[Items listed in a dataset]
__________________________________________________

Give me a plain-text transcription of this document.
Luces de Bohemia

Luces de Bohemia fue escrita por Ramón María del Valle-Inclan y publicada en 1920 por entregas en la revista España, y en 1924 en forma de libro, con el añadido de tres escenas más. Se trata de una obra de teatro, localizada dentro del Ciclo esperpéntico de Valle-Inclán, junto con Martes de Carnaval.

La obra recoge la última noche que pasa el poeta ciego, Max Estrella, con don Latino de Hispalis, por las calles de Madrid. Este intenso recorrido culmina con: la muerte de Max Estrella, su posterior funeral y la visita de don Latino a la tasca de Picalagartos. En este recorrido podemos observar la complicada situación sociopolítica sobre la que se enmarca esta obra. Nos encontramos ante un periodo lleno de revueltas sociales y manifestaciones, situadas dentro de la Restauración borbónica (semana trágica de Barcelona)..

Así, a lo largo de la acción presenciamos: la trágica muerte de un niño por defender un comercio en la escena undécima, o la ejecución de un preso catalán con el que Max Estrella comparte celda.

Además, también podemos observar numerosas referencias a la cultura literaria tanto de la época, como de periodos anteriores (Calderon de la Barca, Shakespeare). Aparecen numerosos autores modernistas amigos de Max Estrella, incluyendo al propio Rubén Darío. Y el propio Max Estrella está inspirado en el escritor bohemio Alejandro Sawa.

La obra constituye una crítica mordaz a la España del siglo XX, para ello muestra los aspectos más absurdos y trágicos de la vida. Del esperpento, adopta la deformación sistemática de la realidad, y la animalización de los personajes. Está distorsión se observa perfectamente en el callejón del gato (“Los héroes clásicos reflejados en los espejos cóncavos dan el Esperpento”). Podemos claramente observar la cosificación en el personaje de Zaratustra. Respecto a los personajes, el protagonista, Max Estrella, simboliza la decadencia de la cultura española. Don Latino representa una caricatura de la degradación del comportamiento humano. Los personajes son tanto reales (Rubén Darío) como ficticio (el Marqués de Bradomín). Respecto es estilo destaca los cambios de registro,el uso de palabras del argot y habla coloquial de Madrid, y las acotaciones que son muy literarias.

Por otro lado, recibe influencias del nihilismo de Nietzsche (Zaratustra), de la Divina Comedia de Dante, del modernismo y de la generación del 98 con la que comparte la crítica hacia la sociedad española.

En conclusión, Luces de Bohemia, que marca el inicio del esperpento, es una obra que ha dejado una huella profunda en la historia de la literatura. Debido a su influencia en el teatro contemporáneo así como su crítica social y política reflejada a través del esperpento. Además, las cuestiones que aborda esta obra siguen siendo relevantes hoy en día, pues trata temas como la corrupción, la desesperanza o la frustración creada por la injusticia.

__________________________________________________

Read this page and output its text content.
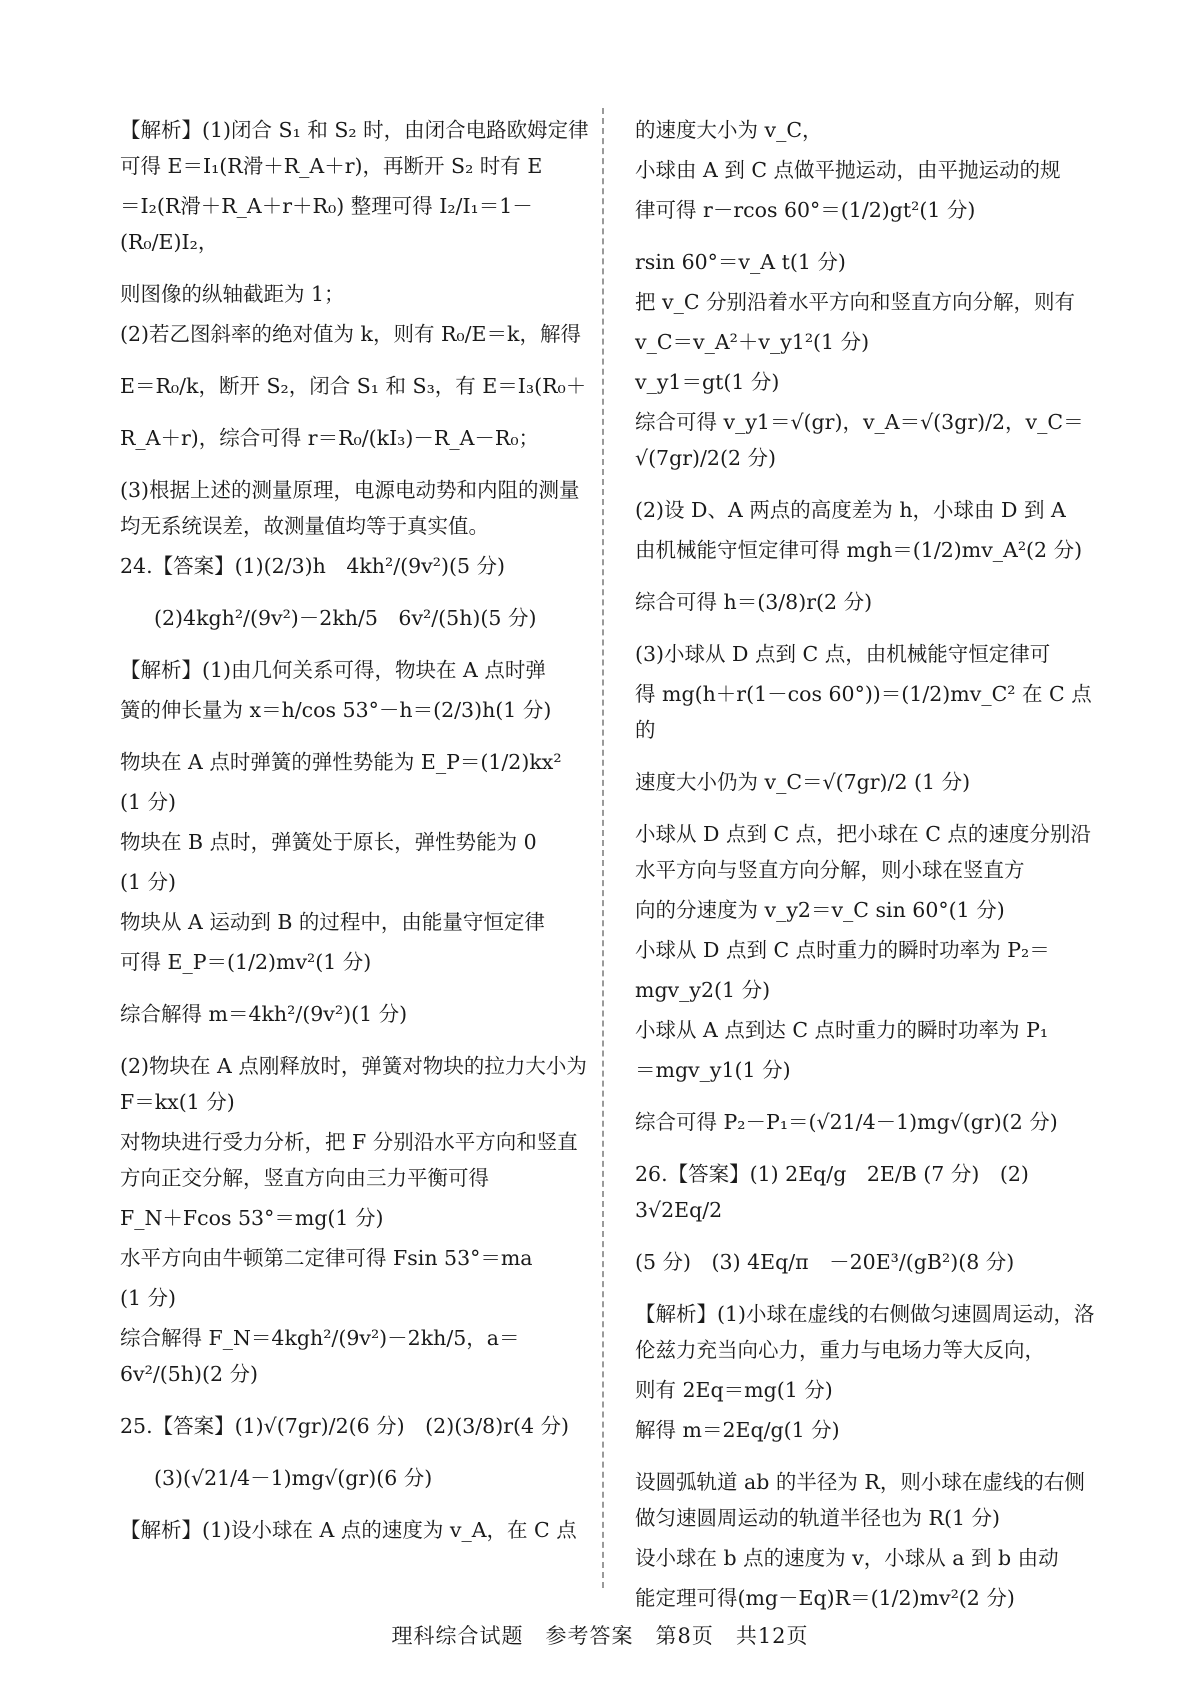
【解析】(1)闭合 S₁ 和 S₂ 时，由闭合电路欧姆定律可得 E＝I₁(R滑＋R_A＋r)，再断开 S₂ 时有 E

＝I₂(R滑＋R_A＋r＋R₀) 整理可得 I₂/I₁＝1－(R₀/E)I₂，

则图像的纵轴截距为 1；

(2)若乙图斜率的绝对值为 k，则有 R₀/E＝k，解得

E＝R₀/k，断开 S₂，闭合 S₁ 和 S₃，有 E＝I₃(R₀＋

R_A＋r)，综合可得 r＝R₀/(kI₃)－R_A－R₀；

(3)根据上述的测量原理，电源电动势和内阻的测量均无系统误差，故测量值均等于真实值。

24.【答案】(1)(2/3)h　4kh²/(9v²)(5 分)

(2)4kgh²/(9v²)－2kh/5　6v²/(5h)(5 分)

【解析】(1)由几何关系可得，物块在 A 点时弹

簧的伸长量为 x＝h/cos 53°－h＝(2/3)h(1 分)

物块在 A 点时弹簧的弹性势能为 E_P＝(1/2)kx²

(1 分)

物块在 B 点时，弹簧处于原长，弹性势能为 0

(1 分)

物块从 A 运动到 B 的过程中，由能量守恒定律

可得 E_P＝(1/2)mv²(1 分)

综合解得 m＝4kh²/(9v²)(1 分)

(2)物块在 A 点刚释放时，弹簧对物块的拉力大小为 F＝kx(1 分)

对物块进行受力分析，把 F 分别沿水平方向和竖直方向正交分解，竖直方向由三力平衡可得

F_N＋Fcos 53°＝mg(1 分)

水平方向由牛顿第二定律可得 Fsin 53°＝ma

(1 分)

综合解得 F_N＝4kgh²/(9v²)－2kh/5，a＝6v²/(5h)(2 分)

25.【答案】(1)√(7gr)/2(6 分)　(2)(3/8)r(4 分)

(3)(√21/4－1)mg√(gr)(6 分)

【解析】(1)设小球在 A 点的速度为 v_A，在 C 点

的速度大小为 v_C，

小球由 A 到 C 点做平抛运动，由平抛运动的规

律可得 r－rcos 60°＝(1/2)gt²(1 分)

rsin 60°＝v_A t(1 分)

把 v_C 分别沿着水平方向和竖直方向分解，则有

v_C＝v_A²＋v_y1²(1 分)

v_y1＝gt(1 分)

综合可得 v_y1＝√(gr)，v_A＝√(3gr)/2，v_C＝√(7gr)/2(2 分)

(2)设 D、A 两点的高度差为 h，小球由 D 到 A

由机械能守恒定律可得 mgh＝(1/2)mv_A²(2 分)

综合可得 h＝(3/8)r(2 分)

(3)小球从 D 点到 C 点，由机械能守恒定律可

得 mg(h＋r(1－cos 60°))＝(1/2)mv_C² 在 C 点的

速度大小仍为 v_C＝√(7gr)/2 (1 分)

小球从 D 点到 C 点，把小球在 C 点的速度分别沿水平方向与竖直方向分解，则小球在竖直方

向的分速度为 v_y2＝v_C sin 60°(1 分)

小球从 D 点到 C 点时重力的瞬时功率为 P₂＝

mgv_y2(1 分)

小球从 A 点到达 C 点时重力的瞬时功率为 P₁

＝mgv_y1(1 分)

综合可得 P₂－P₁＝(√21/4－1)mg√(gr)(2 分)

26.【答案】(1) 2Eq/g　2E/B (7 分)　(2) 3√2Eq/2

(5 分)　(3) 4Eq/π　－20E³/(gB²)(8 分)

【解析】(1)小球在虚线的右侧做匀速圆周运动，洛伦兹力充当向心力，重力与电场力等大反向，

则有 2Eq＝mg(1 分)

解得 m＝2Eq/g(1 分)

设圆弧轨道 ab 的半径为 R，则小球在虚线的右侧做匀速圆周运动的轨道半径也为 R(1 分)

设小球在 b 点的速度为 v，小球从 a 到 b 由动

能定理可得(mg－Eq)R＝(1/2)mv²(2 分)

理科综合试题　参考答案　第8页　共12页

__________________________________________________

From the entries above, extract each line containing "this".

Give me a plain-text transcription of this document.
Read this page and output its text content.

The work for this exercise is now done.